TASK BRIEF:
Nothing but the lines from the line with "What's the underlying" through the end of the data is to be copied, and each is to be copied exactly.

***

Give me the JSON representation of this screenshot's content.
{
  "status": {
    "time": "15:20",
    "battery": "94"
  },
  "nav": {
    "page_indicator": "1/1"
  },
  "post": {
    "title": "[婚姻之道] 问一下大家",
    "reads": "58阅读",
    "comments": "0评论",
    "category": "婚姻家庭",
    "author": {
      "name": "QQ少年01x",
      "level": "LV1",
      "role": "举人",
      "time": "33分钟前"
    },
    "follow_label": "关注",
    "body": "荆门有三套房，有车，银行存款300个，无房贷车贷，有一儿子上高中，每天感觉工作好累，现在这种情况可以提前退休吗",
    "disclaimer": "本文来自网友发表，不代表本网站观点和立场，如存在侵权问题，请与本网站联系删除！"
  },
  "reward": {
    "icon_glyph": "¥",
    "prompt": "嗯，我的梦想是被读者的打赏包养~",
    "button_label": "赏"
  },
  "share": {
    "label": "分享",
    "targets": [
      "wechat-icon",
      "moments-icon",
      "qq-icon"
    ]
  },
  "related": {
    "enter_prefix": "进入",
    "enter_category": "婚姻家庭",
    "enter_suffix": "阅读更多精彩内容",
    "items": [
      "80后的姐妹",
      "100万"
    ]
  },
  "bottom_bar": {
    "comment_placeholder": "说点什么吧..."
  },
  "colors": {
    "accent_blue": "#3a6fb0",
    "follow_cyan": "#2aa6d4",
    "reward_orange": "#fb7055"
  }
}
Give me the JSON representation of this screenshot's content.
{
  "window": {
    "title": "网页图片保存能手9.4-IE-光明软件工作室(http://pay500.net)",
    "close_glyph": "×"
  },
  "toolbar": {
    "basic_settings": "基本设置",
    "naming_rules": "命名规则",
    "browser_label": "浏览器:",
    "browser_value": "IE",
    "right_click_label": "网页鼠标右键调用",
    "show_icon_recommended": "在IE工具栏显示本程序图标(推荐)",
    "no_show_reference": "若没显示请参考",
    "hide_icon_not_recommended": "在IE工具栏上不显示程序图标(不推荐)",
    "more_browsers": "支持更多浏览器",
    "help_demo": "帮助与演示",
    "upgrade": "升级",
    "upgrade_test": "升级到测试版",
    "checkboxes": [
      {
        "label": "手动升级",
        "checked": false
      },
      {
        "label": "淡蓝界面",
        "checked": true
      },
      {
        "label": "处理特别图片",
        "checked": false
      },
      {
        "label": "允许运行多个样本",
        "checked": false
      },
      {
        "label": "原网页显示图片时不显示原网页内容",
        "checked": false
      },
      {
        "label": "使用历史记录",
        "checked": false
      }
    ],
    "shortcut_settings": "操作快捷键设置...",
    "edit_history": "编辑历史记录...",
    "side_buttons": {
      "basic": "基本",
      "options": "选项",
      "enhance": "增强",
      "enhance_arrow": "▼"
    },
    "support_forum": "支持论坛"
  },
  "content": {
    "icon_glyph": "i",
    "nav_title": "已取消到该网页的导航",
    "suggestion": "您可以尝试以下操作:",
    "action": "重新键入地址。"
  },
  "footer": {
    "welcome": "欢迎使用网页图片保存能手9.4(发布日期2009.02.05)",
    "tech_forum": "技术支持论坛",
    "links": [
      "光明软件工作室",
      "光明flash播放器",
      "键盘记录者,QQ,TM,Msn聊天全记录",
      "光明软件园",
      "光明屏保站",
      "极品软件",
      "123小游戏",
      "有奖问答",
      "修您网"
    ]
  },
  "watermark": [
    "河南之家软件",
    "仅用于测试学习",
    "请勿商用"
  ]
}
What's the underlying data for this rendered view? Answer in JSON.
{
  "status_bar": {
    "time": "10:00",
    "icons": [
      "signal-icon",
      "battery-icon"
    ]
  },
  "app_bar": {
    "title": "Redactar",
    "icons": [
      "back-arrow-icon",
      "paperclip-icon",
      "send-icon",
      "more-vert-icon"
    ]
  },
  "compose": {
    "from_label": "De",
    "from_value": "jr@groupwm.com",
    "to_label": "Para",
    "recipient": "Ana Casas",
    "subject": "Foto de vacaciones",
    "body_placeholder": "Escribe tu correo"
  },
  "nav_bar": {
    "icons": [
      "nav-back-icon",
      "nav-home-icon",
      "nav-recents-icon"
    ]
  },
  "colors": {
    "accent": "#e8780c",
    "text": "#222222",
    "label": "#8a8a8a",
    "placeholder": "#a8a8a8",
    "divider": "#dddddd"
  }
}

***

SOLUTION:
What's the underlying data for this rendered view? Answer in JSON.
{
  "status_bar": {
    "time": "10:00",
    "icons": [
      "signal-icon",
      "battery-icon"
    ]
  },
  "app_bar": {
    "title": "Redactar",
    "icons": [
      "back-arrow-icon",
      "paperclip-icon",
      "send-icon",
      "more-vert-icon"
    ]
  },
  "compose": {
    "from_label": "De",
    "from_value": "jr@groupwm.com",
    "to_label": "Para",
    "recipient": "Ana Casas",
    "subject": "Foto de vacaciones",
    "body_placeholder": "Escribe tu correo"
  },
  "nav_bar": {
    "icons": [
      "nav-back-icon",
      "nav-home-icon",
      "nav-recents-icon"
    ]
  },
  "colors": {
    "accent": "#e8780c",
    "text": "#222222",
    "label": "#8a8a8a",
    "placeholder": "#a8a8a8",
    "divider": "#dddddd"
  }
}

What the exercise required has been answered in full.